→ **AIM**:
Rewrite the items below, replacing every "bounding boxes" with "box coordinates" and leaving all other text unchanged.
>> Start EXTRACTED MATERIAL
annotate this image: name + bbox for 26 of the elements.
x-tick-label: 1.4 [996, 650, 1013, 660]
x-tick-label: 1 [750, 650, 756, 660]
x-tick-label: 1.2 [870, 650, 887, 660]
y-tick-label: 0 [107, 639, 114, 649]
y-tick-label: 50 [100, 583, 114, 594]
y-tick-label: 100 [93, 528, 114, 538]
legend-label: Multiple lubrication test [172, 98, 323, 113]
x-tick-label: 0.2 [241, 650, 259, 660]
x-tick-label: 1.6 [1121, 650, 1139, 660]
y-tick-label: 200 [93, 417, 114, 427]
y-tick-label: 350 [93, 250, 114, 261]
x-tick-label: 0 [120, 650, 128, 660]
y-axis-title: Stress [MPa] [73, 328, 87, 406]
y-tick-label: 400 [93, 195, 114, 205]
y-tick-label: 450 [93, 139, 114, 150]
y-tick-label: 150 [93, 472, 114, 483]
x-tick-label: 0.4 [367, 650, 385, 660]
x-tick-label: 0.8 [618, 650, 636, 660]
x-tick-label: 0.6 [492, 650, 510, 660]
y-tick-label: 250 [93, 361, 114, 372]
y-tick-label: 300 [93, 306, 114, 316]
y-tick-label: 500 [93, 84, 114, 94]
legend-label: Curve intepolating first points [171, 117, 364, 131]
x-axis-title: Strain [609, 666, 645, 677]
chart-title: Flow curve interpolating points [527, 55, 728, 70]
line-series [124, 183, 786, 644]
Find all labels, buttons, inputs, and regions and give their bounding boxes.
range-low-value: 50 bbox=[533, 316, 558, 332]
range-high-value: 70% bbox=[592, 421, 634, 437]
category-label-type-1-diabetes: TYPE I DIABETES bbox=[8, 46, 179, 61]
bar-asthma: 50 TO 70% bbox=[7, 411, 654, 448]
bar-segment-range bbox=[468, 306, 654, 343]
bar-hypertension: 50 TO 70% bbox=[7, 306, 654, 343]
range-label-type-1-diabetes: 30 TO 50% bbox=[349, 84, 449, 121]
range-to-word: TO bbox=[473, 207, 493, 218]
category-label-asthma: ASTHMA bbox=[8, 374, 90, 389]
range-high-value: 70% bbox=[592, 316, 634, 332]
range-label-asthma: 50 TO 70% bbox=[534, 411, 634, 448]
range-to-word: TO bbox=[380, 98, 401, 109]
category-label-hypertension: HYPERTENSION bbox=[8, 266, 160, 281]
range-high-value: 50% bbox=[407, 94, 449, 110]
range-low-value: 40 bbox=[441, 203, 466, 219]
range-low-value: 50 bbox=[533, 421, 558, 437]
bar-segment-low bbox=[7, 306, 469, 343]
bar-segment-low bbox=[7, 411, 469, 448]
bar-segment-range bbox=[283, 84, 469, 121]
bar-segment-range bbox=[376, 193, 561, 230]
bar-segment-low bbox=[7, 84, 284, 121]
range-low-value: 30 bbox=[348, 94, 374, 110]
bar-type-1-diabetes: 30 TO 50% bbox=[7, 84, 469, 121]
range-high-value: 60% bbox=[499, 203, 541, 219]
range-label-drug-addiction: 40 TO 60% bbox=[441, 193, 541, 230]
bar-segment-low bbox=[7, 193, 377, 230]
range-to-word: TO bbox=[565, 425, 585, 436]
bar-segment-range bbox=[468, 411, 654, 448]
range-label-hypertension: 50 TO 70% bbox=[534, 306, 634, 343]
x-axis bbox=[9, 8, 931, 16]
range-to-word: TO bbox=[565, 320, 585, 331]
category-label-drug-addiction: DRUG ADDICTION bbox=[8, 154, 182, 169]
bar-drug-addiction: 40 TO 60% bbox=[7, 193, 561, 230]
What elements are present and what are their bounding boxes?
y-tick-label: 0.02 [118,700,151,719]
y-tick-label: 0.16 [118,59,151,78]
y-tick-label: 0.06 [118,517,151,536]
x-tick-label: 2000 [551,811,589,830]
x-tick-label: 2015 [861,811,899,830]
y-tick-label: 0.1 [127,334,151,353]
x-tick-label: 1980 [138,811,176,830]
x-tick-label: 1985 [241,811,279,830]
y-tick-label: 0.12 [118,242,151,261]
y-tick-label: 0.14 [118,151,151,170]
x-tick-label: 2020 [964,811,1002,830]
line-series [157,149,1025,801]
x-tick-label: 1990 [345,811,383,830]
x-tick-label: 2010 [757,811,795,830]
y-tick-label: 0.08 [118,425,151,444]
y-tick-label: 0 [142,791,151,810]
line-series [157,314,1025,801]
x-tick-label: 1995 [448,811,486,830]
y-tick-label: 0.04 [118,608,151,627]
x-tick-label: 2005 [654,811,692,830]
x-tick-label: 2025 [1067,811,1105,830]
>> End EXTRACTED MATERIAL
→ **ANSWER TO THIS PROBLEM**:
annotate this image: name + bbox for 26 of the elements.
x-tick-label: 1.4 [996, 650, 1013, 660]
x-tick-label: 1 [750, 650, 756, 660]
x-tick-label: 1.2 [870, 650, 887, 660]
y-tick-label: 0 [107, 639, 114, 649]
y-tick-label: 50 [100, 583, 114, 594]
y-tick-label: 100 [93, 528, 114, 538]
legend-label: Multiple lubrication test [172, 98, 323, 113]
x-tick-label: 0.2 [241, 650, 259, 660]
x-tick-label: 1.6 [1121, 650, 1139, 660]
y-tick-label: 200 [93, 417, 114, 427]
y-tick-label: 350 [93, 250, 114, 261]
x-tick-label: 0 [120, 650, 128, 660]
y-axis-title: Stress [MPa] [73, 328, 87, 406]
y-tick-label: 400 [93, 195, 114, 205]
y-tick-label: 450 [93, 139, 114, 150]
y-tick-label: 150 [93, 472, 114, 483]
x-tick-label: 0.4 [367, 650, 385, 660]
x-tick-label: 0.8 [618, 650, 636, 660]
x-tick-label: 0.6 [492, 650, 510, 660]
y-tick-label: 250 [93, 361, 114, 372]
y-tick-label: 300 [93, 306, 114, 316]
y-tick-label: 500 [93, 84, 114, 94]
legend-label: Curve intepolating first points [171, 117, 364, 131]
x-axis-title: Strain [609, 666, 645, 677]
chart-title: Flow curve interpolating points [527, 55, 728, 70]
line-series [124, 183, 786, 644]
Find all labels, buttons, inputs, and regions and give their box coordinates.
range-low-value: 50 bbox=[533, 316, 558, 332]
range-high-value: 70% bbox=[592, 421, 634, 437]
category-label-type-1-diabetes: TYPE I DIABETES bbox=[8, 46, 179, 61]
bar-asthma: 50 TO 70% bbox=[7, 411, 654, 448]
bar-segment-range bbox=[468, 306, 654, 343]
bar-hypertension: 50 TO 70% bbox=[7, 306, 654, 343]
range-label-type-1-diabetes: 30 TO 50% bbox=[349, 84, 449, 121]
range-to-word: TO bbox=[473, 207, 493, 218]
category-label-asthma: ASTHMA bbox=[8, 374, 90, 389]
range-high-value: 70% bbox=[592, 316, 634, 332]
range-label-asthma: 50 TO 70% bbox=[534, 411, 634, 448]
range-to-word: TO bbox=[380, 98, 401, 109]
category-label-hypertension: HYPERTENSION bbox=[8, 266, 160, 281]
range-high-value: 50% bbox=[407, 94, 449, 110]
range-low-value: 40 bbox=[441, 203, 466, 219]
range-low-value: 50 bbox=[533, 421, 558, 437]
bar-segment-low bbox=[7, 306, 469, 343]
bar-segment-low bbox=[7, 411, 469, 448]
bar-segment-range bbox=[283, 84, 469, 121]
bar-segment-range bbox=[376, 193, 561, 230]
bar-segment-low bbox=[7, 84, 284, 121]
range-low-value: 30 bbox=[348, 94, 374, 110]
bar-type-1-diabetes: 30 TO 50% bbox=[7, 84, 469, 121]
range-high-value: 60% bbox=[499, 203, 541, 219]
range-label-drug-addiction: 40 TO 60% bbox=[441, 193, 541, 230]
bar-segment-low bbox=[7, 193, 377, 230]
range-to-word: TO bbox=[565, 425, 585, 436]
bar-segment-range bbox=[468, 411, 654, 448]
range-label-hypertension: 50 TO 70% bbox=[534, 306, 634, 343]
x-axis bbox=[9, 8, 931, 16]
range-to-word: TO bbox=[565, 320, 585, 331]
category-label-drug-addiction: DRUG ADDICTION bbox=[8, 154, 182, 169]
bar-drug-addiction: 40 TO 60% bbox=[7, 193, 561, 230]
What elements are present and what are their box coordinates?
y-tick-label: 0.02 [118,700,151,719]
y-tick-label: 0.16 [118,59,151,78]
y-tick-label: 0.06 [118,517,151,536]
x-tick-label: 2000 [551,811,589,830]
x-tick-label: 2015 [861,811,899,830]
y-tick-label: 0.1 [127,334,151,353]
x-tick-label: 1980 [138,811,176,830]
x-tick-label: 1985 [241,811,279,830]
y-tick-label: 0.12 [118,242,151,261]
y-tick-label: 0.14 [118,151,151,170]
x-tick-label: 2020 [964,811,1002,830]
line-series [157,149,1025,801]
x-tick-label: 1990 [345,811,383,830]
x-tick-label: 2010 [757,811,795,830]
y-tick-label: 0.08 [118,425,151,444]
y-tick-label: 0 [142,791,151,810]
line-series [157,314,1025,801]
x-tick-label: 1995 [448,811,486,830]
y-tick-label: 0.04 [118,608,151,627]
x-tick-label: 2005 [654,811,692,830]
x-tick-label: 2025 [1067,811,1105,830]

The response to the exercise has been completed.